Extracted records

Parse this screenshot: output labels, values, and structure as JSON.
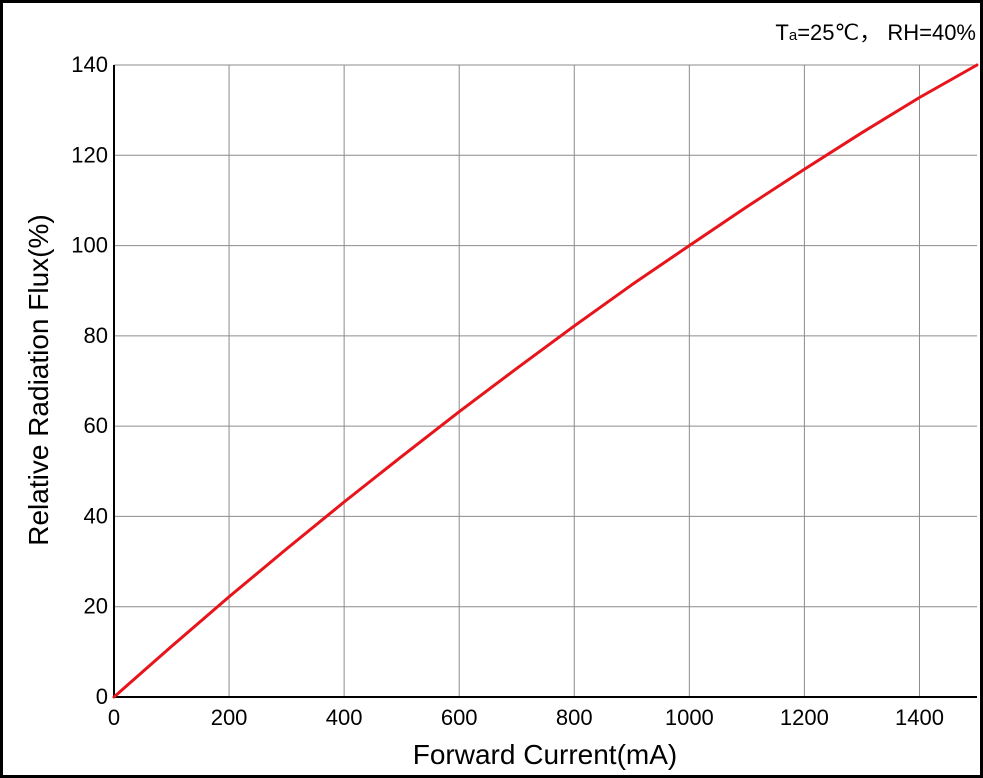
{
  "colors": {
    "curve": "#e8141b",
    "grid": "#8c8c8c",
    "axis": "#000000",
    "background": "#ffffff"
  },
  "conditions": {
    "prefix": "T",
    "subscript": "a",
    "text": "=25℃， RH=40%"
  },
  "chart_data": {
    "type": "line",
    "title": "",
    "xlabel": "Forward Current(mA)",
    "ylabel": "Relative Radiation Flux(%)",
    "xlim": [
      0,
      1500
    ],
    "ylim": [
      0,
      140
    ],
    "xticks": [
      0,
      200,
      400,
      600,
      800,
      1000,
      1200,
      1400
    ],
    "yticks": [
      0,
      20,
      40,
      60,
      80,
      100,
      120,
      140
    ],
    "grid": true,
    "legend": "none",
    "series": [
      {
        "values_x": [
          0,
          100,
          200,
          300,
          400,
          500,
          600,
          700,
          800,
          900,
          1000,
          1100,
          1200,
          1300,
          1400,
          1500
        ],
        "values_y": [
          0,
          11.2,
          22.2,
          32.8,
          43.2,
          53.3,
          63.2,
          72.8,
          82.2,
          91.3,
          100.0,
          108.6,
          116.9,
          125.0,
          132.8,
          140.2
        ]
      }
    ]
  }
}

...

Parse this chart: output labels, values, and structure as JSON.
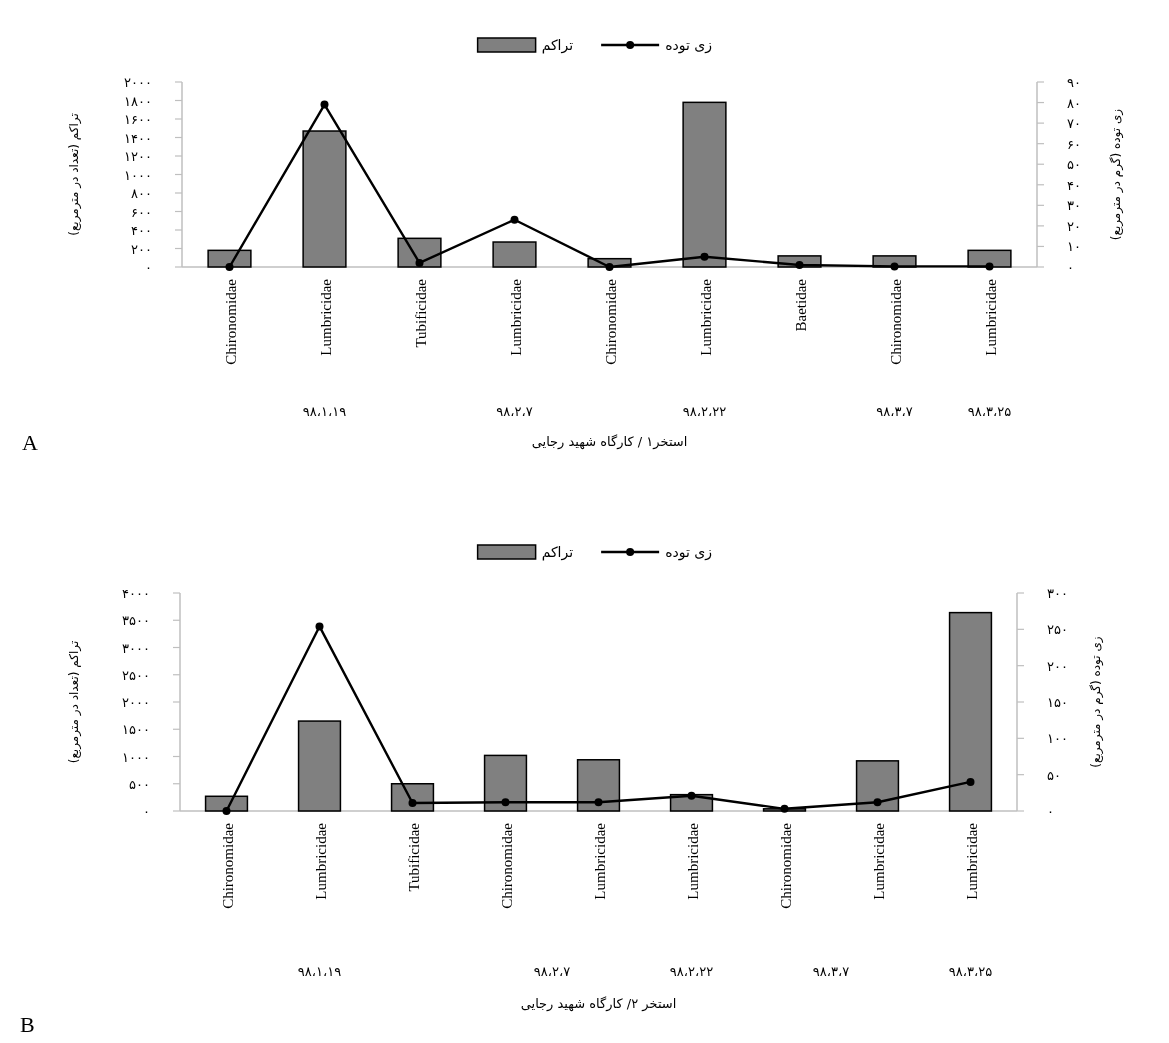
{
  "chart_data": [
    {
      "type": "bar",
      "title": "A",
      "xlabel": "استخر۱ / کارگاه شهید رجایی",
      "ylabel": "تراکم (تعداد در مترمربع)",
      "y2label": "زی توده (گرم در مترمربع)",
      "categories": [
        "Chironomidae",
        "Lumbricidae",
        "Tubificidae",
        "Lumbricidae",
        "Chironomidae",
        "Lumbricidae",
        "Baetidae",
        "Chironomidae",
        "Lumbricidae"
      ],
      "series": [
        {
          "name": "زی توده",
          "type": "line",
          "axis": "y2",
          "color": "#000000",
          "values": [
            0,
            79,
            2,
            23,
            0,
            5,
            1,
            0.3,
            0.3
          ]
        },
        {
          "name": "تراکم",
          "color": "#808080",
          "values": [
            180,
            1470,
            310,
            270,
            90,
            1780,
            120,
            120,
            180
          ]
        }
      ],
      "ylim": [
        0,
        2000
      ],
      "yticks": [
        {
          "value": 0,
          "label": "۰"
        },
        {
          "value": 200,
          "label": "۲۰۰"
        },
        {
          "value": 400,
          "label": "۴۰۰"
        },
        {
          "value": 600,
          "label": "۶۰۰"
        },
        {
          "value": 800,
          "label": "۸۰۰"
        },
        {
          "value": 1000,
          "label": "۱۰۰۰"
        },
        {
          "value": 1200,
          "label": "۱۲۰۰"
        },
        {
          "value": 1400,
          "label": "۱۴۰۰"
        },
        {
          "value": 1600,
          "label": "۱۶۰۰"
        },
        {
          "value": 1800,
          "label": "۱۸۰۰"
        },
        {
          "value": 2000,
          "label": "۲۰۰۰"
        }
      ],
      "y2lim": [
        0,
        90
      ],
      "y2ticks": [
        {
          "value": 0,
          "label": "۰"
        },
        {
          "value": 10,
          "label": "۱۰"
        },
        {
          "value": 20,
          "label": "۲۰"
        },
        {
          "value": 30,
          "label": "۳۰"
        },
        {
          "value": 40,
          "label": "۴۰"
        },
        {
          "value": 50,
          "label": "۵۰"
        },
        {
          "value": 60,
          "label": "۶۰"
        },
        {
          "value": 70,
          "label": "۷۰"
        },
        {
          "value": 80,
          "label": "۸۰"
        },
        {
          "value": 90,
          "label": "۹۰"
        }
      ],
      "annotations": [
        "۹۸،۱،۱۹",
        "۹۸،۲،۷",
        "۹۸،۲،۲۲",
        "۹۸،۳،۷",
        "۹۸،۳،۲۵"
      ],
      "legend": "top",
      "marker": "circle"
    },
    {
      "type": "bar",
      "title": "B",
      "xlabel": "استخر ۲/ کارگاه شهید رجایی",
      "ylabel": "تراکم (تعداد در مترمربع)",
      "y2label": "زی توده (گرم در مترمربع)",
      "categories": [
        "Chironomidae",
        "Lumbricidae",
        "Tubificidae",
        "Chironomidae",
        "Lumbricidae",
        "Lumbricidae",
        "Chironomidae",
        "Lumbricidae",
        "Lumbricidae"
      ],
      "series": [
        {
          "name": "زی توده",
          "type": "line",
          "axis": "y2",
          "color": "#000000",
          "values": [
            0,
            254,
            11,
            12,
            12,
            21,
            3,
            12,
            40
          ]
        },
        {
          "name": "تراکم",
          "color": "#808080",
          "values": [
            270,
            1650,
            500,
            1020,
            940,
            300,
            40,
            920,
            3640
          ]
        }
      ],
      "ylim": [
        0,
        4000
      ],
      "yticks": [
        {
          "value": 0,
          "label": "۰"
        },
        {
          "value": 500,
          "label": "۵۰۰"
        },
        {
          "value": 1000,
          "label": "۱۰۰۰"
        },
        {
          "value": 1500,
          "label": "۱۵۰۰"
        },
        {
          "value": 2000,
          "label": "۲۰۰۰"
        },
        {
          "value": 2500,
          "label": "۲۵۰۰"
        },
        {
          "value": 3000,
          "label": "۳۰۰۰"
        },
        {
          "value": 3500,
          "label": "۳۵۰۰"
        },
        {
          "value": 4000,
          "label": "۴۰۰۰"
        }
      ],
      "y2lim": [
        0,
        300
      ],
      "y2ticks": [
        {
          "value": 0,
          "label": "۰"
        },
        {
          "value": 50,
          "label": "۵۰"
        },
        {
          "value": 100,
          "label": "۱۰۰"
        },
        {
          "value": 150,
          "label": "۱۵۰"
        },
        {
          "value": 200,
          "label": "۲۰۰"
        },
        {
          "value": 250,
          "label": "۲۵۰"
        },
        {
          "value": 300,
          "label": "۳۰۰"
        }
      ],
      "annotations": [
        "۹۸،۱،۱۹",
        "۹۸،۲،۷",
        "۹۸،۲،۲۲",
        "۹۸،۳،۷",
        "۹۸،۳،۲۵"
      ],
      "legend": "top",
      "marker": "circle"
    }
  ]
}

* What is asked *
Scan the data above; copy every line where "labels" appears.

* Reply *
Parse this screenshot: output labels, values, and structure as JSON.
Parse this chart: output labels, values, and structure as JSON.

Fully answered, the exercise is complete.